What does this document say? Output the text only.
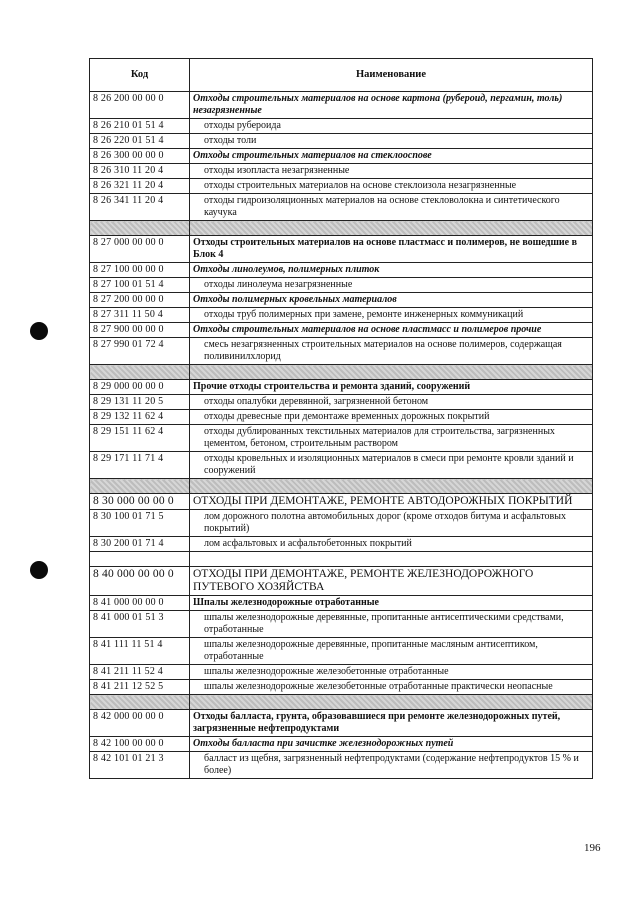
Код	Наименование
8 26 200 00 00 0	Отходы строительных материалов на основе картона (рубероид, пергамин, толь) незагрязненные
8 26 210 01 51 4	отходы рубероида
8 26 220 01 51 4	отходы толи
8 26 300 00 00 0	Отходы строительных материалов на стеклоосnове
8 26 310 11 20 4	отходы изопласта незагрязненные
8 26 321 11 20 4	отходы строительных материалов на основе стеклоизола незагрязненные
8 26 341 11 20 4	отходы гидроизоляционных материалов на основе стекловолокна и синтетического каучука

8 27 000 00 00 0	Отходы строительных материалов на основе пластмасс и полимеров, не вошедшие в Блок 4
8 27 100 00 00 0	Отходы линолеумов, полимерных плиток
8 27 100 01 51 4	отходы линолеума незагрязненные
8 27 200 00 00 0	Отходы полимерных кровельных материалов
8 27 311 11 50 4	отходы труб полимерных при замене, ремонте инженерных коммуникаций
8 27 900 00 00 0	Отходы строительных материалов на основе пластмасс и полимеров прочие
8 27 990 01 72 4	смесь незагрязненных строительных материалов на основе полимеров, содержащая поливинилхлорид

8 29 000 00 00 0	Прочие отходы строительства и ремонта зданий, сооружений
8 29 131 11 20 5	отходы опалубки деревянной, загрязненной бетоном
8 29 132 11 62 4	отходы древесные при демонтаже временных дорожных покрытий
8 29 151 11 62 4	отходы дублированных текстильных материалов для строительства, загрязненных цементом, бетоном, строительным раствором
8 29 171 11 71 4	отходы кровельных и изоляционных материалов в смеси при ремонте кровли зданий и сооружений

8 30 000 00 00 0	ОТХОДЫ ПРИ ДЕМОНТАЖЕ, РЕМОНТЕ АВТОДОРОЖНЫХ ПОКРЫТИЙ
8 30 100 01 71 5	лом дорожного полотна автомобильных дорог (кроме отходов битума и асфальтовых покрытий)
8 30 200 01 71 4	лом асфальтовых и асфальтобетонных покрытий

8 40 000 00 00 0	ОТХОДЫ ПРИ ДЕМОНТАЖЕ, РЕМОНТЕ ЖЕЛЕЗНОДОРОЖНОГО ПУТЕВОГО ХОЗЯЙСТВА
8 41 000 00 00 0	Шпалы железнодорожные отработанные
8 41 000 01 51 3	шпалы железнодорожные деревянные, пропитанные антисептическими средствами, отработанные
8 41 111 11 51 4	шпалы железнодорожные деревянные, пропитанные масляным антисептиком, отработанные
8 41 211 11 52 4	шпалы железнодорожные железобетонные отработанные
8 41 211 12 52 5	шпалы железнодорожные железобетонные отработанные практически неопасные

8 42 000 00 00 0	Отходы балласта, грунта, образовавшиеся при ремонте железнодорожных путей, загрязненные нефтепродуктами
8 42 100 00 00 0	Отходы балласта при зачистке железнодорожных путей
8 42 101 01 21 3	балласт из щебня, загрязненный нефтепродуктами (содержание нефтепродуктов 15 % и более)
196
+ + + +
◆ **OBJECTIVE**
Can the entries above be repeated exactly, without their pictures?

◆ **FINAL ANSWER**
What does this document say? Output the text only.
Код	Наименование
8 26 200 00 00 0	Отходы строительных материалов на основе картона (рубероид, пергамин, толь) незагрязненные
8 26 210 01 51 4	отходы рубероида
8 26 220 01 51 4	отходы толи
8 26 300 00 00 0	Отходы строительных материалов на стеклоосnове
8 26 310 11 20 4	отходы изопласта незагрязненные
8 26 321 11 20 4	отходы строительных материалов на основе стеклоизола незагрязненные
8 26 341 11 20 4	отходы гидроизоляционных материалов на основе стекловолокна и синтетического каучука

8 27 000 00 00 0	Отходы строительных материалов на основе пластмасс и полимеров, не вошедшие в Блок 4
8 27 100 00 00 0	Отходы линолеумов, полимерных плиток
8 27 100 01 51 4	отходы линолеума незагрязненные
8 27 200 00 00 0	Отходы полимерных кровельных материалов
8 27 311 11 50 4	отходы труб полимерных при замене, ремонте инженерных коммуникаций
8 27 900 00 00 0	Отходы строительных материалов на основе пластмасс и полимеров прочие
8 27 990 01 72 4	смесь незагрязненных строительных материалов на основе полимеров, содержащая поливинилхлорид

8 29 000 00 00 0	Прочие отходы строительства и ремонта зданий, сооружений
8 29 131 11 20 5	отходы опалубки деревянной, загрязненной бетоном
8 29 132 11 62 4	отходы древесные при демонтаже временных дорожных покрытий
8 29 151 11 62 4	отходы дублированных текстильных материалов для строительства, загрязненных цементом, бетоном, строительным раствором
8 29 171 11 71 4	отходы кровельных и изоляционных материалов в смеси при ремонте кровли зданий и сооружений

8 30 000 00 00 0	ОТХОДЫ ПРИ ДЕМОНТАЖЕ, РЕМОНТЕ АВТОДОРОЖНЫХ ПОКРЫТИЙ
8 30 100 01 71 5	лом дорожного полотна автомобильных дорог (кроме отходов битума и асфальтовых покрытий)
8 30 200 01 71 4	лом асфальтовых и асфальтобетонных покрытий

8 40 000 00 00 0	ОТХОДЫ ПРИ ДЕМОНТАЖЕ, РЕМОНТЕ ЖЕЛЕЗНОДОРОЖНОГО ПУТЕВОГО ХОЗЯЙСТВА
8 41 000 00 00 0	Шпалы железнодорожные отработанные
8 41 000 01 51 3	шпалы железнодорожные деревянные, пропитанные антисептическими средствами, отработанные
8 41 111 11 51 4	шпалы железнодорожные деревянные, пропитанные масляным антисептиком, отработанные
8 41 211 11 52 4	шпалы железнодорожные железобетонные отработанные
8 41 211 12 52 5	шпалы железнодорожные железобетонные отработанные практически неопасные

8 42 000 00 00 0	Отходы балласта, грунта, образовавшиеся при ремонте железнодорожных путей, загрязненные нефтепродуктами
8 42 100 00 00 0	Отходы балласта при зачистке железнодорожных путей
8 42 101 01 21 3	балласт из щебня, загрязненный нефтепродуктами (содержание нефтепродуктов 15 % и более)
196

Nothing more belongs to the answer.